→ BRIEF
Output the data word for word, dropping every image.
# start of DATA SHOWN
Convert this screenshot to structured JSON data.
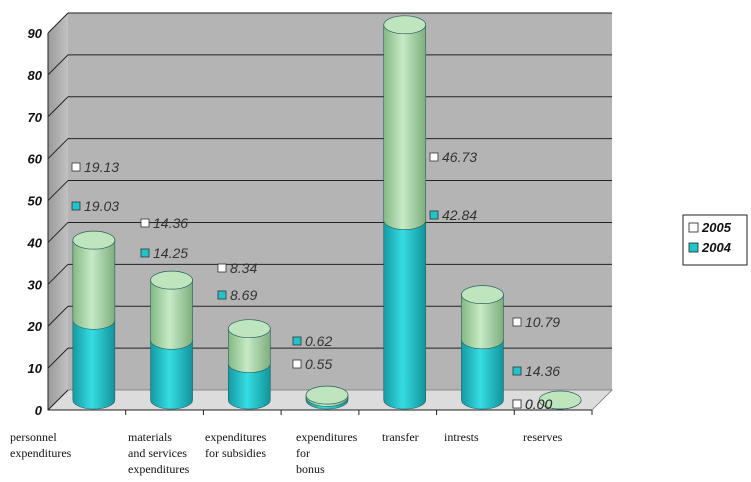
{
  "chart_data": {
    "type": "bar",
    "stacked": true,
    "style": "3d-cylinder",
    "categories": [
      "personnel expenditures",
      "materials and services expenditures",
      "expenditures for subsidies",
      "expenditures for bonus",
      "transfer",
      "intrests",
      "reserves"
    ],
    "x_tick_labels": [
      [
        "personnel",
        "expenditures"
      ],
      [
        "materials",
        "and services",
        "expenditures"
      ],
      [
        "expenditures",
        "for subsidies"
      ],
      [
        "expenditures",
        "for",
        "bonus"
      ],
      [
        "transfer"
      ],
      [
        "intrests"
      ],
      [
        "reserves"
      ]
    ],
    "series": [
      {
        "name": "2004",
        "values": [
          19.03,
          14.25,
          8.69,
          0.62,
          42.84,
          14.36,
          0.0
        ],
        "labels": [
          "19.03",
          "14.25",
          "8.69",
          "0.62",
          "42.84",
          "14.36",
          "0.00"
        ],
        "color": "#22c4cc"
      },
      {
        "name": "2005",
        "values": [
          19.13,
          14.36,
          8.34,
          0.55,
          46.73,
          10.79,
          0.0
        ],
        "labels": [
          "19.13",
          "14.36",
          "8.34",
          "0.55",
          "46.73",
          "10.79",
          "0.00"
        ],
        "color": "#a9d8a9"
      }
    ],
    "y_ticks": [
      "0",
      "10",
      "20",
      "30",
      "40",
      "50",
      "60",
      "70",
      "80",
      "90"
    ],
    "ylim": [
      0,
      90
    ],
    "grid": true,
    "legend": {
      "placement": "right",
      "entries": [
        "2005",
        "2004"
      ]
    },
    "colors": {
      "wall": "#b4b4b4",
      "wall_side": "#8f8f8f",
      "grid": "#222222",
      "floor": "#dcdcdc"
    }
  }
}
# end of DATA SHOWN
→ COMPLETE ANSWER
Convert this screenshot to structured JSON data.
{
  "chart_data": {
    "type": "bar",
    "stacked": true,
    "style": "3d-cylinder",
    "categories": [
      "personnel expenditures",
      "materials and services expenditures",
      "expenditures for subsidies",
      "expenditures for bonus",
      "transfer",
      "intrests",
      "reserves"
    ],
    "x_tick_labels": [
      [
        "personnel",
        "expenditures"
      ],
      [
        "materials",
        "and services",
        "expenditures"
      ],
      [
        "expenditures",
        "for subsidies"
      ],
      [
        "expenditures",
        "for",
        "bonus"
      ],
      [
        "transfer"
      ],
      [
        "intrests"
      ],
      [
        "reserves"
      ]
    ],
    "series": [
      {
        "name": "2004",
        "values": [
          19.03,
          14.25,
          8.69,
          0.62,
          42.84,
          14.36,
          0.0
        ],
        "labels": [
          "19.03",
          "14.25",
          "8.69",
          "0.62",
          "42.84",
          "14.36",
          "0.00"
        ],
        "color": "#22c4cc"
      },
      {
        "name": "2005",
        "values": [
          19.13,
          14.36,
          8.34,
          0.55,
          46.73,
          10.79,
          0.0
        ],
        "labels": [
          "19.13",
          "14.36",
          "8.34",
          "0.55",
          "46.73",
          "10.79",
          "0.00"
        ],
        "color": "#a9d8a9"
      }
    ],
    "y_ticks": [
      "0",
      "10",
      "20",
      "30",
      "40",
      "50",
      "60",
      "70",
      "80",
      "90"
    ],
    "ylim": [
      0,
      90
    ],
    "grid": true,
    "legend": {
      "placement": "right",
      "entries": [
        "2005",
        "2004"
      ]
    },
    "colors": {
      "wall": "#b4b4b4",
      "wall_side": "#8f8f8f",
      "grid": "#222222",
      "floor": "#dcdcdc"
    }
  }
}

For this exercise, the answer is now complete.